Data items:
— START —
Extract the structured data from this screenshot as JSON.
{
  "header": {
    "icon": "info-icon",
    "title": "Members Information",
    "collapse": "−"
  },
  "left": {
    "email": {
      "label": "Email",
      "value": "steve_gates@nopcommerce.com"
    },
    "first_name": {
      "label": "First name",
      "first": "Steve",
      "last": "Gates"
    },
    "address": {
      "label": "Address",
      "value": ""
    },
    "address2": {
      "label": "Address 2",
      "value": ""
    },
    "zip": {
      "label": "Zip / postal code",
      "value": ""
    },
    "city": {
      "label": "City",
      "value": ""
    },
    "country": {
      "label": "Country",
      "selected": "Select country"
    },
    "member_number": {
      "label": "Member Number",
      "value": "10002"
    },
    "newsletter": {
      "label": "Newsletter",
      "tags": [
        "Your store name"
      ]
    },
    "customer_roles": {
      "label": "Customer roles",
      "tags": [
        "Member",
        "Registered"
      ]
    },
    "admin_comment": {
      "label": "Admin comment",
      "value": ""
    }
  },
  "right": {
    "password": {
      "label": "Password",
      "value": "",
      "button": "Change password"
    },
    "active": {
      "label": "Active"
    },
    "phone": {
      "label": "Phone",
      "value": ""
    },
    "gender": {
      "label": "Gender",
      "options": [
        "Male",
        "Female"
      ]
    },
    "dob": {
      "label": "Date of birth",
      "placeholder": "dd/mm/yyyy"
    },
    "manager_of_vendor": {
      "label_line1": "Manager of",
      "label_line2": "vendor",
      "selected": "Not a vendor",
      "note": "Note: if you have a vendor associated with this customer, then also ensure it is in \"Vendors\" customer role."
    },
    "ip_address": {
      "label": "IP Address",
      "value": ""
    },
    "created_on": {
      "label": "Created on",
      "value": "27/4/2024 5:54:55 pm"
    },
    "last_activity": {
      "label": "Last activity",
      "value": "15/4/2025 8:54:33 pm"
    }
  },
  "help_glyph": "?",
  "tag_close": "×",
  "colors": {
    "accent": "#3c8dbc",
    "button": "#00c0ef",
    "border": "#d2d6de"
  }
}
— END —
— Exercise description —
Exact output of every entry is required.

— Reply to the exercise —
Extract the structured data from this screenshot as JSON.
{
  "header": {
    "icon": "info-icon",
    "title": "Members Information",
    "collapse": "−"
  },
  "left": {
    "email": {
      "label": "Email",
      "value": "steve_gates@nopcommerce.com"
    },
    "first_name": {
      "label": "First name",
      "first": "Steve",
      "last": "Gates"
    },
    "address": {
      "label": "Address",
      "value": ""
    },
    "address2": {
      "label": "Address 2",
      "value": ""
    },
    "zip": {
      "label": "Zip / postal code",
      "value": ""
    },
    "city": {
      "label": "City",
      "value": ""
    },
    "country": {
      "label": "Country",
      "selected": "Select country"
    },
    "member_number": {
      "label": "Member Number",
      "value": "10002"
    },
    "newsletter": {
      "label": "Newsletter",
      "tags": [
        "Your store name"
      ]
    },
    "customer_roles": {
      "label": "Customer roles",
      "tags": [
        "Member",
        "Registered"
      ]
    },
    "admin_comment": {
      "label": "Admin comment",
      "value": ""
    }
  },
  "right": {
    "password": {
      "label": "Password",
      "value": "",
      "button": "Change password"
    },
    "active": {
      "label": "Active"
    },
    "phone": {
      "label": "Phone",
      "value": ""
    },
    "gender": {
      "label": "Gender",
      "options": [
        "Male",
        "Female"
      ]
    },
    "dob": {
      "label": "Date of birth",
      "placeholder": "dd/mm/yyyy"
    },
    "manager_of_vendor": {
      "label_line1": "Manager of",
      "label_line2": "vendor",
      "selected": "Not a vendor",
      "note": "Note: if you have a vendor associated with this customer, then also ensure it is in \"Vendors\" customer role."
    },
    "ip_address": {
      "label": "IP Address",
      "value": ""
    },
    "created_on": {
      "label": "Created on",
      "value": "27/4/2024 5:54:55 pm"
    },
    "last_activity": {
      "label": "Last activity",
      "value": "15/4/2025 8:54:33 pm"
    }
  },
  "help_glyph": "?",
  "tag_close": "×",
  "colors": {
    "accent": "#3c8dbc",
    "button": "#00c0ef",
    "border": "#d2d6de"
  }
}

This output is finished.